• _GOAL_
Update the lines from the first one through the one containing "connection-list[interactable]: Source IP" by changing "Session terminated" to "Session closed", leaving everything else unchanged, and give back only those lines.

• _ENTRIES SUPPLIED_
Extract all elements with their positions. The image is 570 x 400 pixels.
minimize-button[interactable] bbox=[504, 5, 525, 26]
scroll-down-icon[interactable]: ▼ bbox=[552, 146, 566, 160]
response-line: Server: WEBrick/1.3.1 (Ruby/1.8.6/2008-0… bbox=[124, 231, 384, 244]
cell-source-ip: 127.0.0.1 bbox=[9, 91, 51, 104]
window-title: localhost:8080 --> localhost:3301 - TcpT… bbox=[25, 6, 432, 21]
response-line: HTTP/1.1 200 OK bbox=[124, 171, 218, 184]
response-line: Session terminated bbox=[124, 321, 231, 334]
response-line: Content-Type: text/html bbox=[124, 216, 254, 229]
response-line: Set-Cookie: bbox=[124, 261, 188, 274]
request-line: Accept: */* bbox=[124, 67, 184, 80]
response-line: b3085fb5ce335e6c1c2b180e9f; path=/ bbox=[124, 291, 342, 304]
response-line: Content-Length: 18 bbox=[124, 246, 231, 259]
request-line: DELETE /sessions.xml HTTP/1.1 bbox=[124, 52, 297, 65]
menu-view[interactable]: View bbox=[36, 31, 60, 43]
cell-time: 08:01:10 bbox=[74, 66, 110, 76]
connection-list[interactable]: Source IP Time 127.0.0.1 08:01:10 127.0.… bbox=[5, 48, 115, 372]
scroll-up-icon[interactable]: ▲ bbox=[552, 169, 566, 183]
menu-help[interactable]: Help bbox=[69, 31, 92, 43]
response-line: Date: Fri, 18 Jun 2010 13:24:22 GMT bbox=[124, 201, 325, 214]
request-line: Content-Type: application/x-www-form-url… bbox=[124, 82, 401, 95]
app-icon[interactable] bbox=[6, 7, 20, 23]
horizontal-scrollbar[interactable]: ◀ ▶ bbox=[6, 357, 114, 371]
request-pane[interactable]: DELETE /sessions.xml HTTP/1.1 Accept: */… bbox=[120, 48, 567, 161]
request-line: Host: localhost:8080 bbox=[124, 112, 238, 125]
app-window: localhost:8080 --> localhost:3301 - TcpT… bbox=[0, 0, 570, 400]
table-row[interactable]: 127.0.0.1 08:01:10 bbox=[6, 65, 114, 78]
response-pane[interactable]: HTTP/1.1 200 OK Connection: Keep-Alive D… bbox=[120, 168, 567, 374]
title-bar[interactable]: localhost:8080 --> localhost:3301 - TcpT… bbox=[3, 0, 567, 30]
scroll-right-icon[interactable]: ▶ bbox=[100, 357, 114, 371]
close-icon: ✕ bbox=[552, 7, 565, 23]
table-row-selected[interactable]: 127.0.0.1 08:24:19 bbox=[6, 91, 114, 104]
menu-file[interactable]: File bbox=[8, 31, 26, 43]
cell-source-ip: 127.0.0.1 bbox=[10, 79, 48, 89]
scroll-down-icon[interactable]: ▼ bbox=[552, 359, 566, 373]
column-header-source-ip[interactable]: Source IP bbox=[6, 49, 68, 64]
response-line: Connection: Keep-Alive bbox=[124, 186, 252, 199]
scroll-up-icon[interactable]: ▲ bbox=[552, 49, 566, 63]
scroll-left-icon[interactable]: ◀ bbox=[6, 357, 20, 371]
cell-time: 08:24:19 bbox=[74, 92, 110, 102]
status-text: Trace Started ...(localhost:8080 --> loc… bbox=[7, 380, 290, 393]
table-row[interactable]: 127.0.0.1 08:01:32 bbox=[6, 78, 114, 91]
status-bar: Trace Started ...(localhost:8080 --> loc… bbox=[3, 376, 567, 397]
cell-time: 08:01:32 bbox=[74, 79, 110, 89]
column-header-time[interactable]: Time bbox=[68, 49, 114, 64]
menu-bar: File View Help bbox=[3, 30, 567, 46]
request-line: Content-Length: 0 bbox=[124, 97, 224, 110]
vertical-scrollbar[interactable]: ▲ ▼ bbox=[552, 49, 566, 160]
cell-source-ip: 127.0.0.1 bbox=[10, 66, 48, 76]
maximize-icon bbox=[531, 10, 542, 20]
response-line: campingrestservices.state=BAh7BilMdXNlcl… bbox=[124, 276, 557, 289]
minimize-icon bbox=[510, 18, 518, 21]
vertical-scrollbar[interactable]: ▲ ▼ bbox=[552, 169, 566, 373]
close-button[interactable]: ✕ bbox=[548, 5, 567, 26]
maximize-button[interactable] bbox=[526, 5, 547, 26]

• _RESPONSE BELOW_
Extract all elements with their positions. The image is 570 x 400 pixels.
minimize-button[interactable] bbox=[504, 5, 525, 26]
scroll-down-icon[interactable]: ▼ bbox=[552, 146, 566, 160]
response-line: Server: WEBrick/1.3.1 (Ruby/1.8.6/2008-0… bbox=[124, 231, 384, 244]
cell-source-ip: 127.0.0.1 bbox=[9, 91, 51, 104]
window-title: localhost:8080 --> localhost:3301 - TcpT… bbox=[25, 6, 432, 21]
response-line: HTTP/1.1 200 OK bbox=[124, 171, 218, 184]
response-line: Session closed bbox=[124, 321, 231, 334]
response-line: Content-Type: text/html bbox=[124, 216, 254, 229]
response-line: Set-Cookie: bbox=[124, 261, 188, 274]
request-line: Accept: */* bbox=[124, 67, 184, 80]
response-line: b3085fb5ce335e6c1c2b180e9f; path=/ bbox=[124, 291, 342, 304]
response-line: Content-Length: 18 bbox=[124, 246, 231, 259]
request-line: DELETE /sessions.xml HTTP/1.1 bbox=[124, 52, 297, 65]
menu-view[interactable]: View bbox=[36, 31, 60, 43]
cell-time: 08:01:10 bbox=[74, 66, 110, 76]
connection-list[interactable]: Source IP Time 127.0.0.1 08:01:10 127.0.… bbox=[5, 48, 115, 372]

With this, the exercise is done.